What is expected: Copy the items below word for word, beginning at the line that contains "577, 209, 596]" and ending after the line that contains "question-text: En el".

>> START Dataset records

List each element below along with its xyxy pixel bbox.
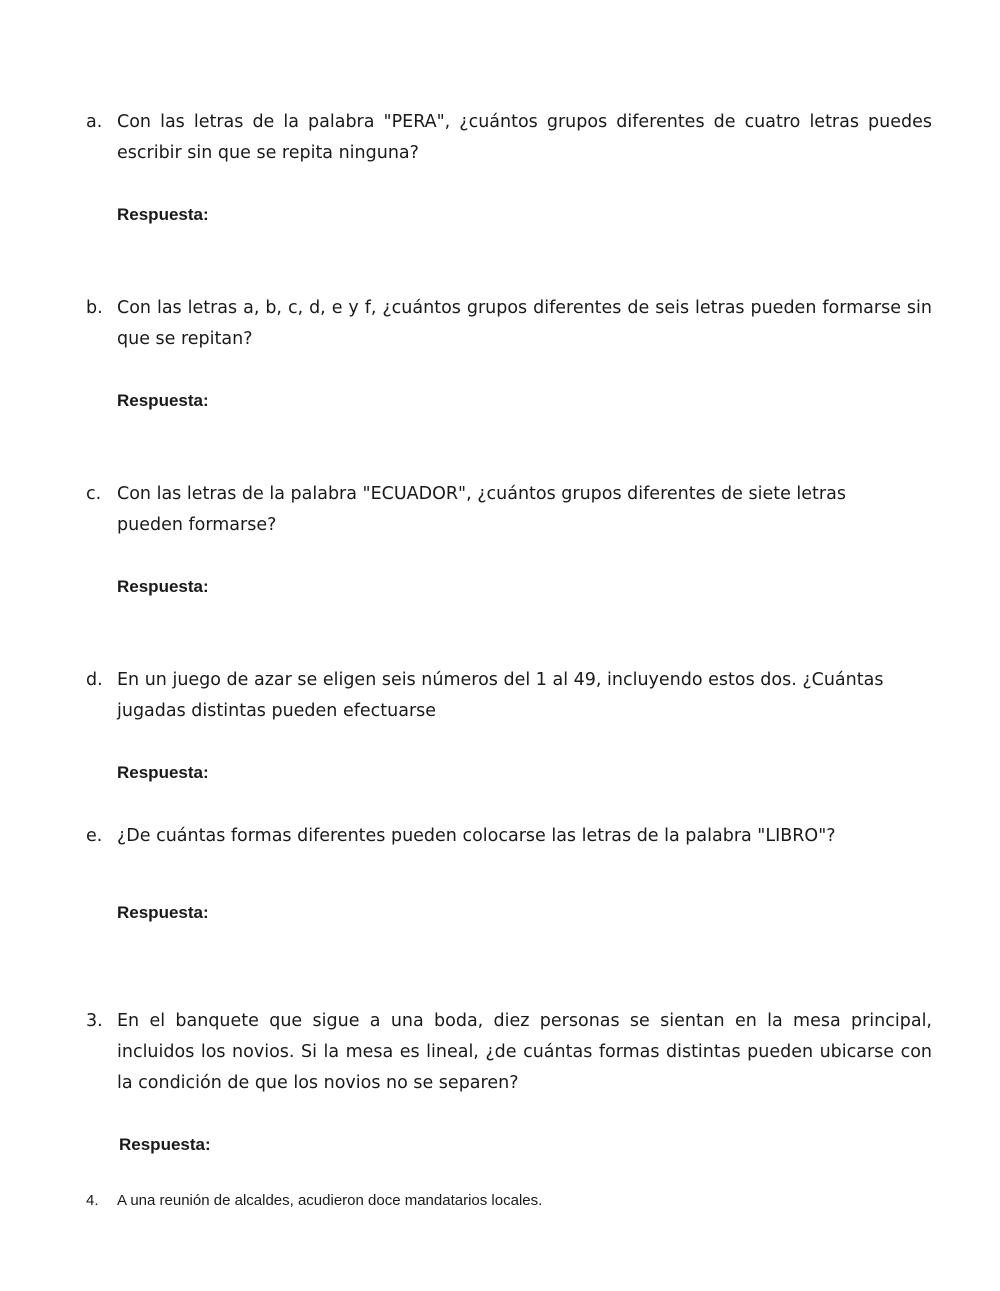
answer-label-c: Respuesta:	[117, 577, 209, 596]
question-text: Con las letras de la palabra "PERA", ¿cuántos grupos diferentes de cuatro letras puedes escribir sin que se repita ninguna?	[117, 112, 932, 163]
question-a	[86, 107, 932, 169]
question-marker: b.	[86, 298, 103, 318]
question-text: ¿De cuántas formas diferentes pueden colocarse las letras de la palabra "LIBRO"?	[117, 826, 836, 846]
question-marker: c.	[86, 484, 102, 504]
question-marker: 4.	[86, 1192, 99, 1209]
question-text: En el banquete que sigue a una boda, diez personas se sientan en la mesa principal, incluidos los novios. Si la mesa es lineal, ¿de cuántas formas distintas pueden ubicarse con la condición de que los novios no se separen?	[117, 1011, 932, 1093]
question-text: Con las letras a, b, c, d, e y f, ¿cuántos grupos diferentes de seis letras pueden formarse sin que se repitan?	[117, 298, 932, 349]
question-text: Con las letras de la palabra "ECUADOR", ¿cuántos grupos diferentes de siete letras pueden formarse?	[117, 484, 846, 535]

>> END Dataset records

Task result:
answer-label-c: Respuesta:	[117, 577, 209, 596]
question-text: Con las letras de la palabra "PERA", ¿cuántos grupos diferentes de cuatro letras puedes escribir sin que se repita ninguna?	[117, 112, 932, 163]
question-a	[86, 107, 932, 169]
question-marker: b.	[86, 298, 103, 318]
question-text: ¿De cuántas formas diferentes pueden colocarse las letras de la palabra "LIBRO"?	[117, 826, 836, 846]
question-marker: c.	[86, 484, 102, 504]
question-marker: 4.	[86, 1192, 99, 1209]
question-text: En el banquete que sigue a una boda, diez personas se sientan en la mesa principal, incluidos los novios. Si la mesa es lineal, ¿de cuántas formas distintas pueden ubicarse con la condición de que los novios no se separen?	[117, 1011, 932, 1093]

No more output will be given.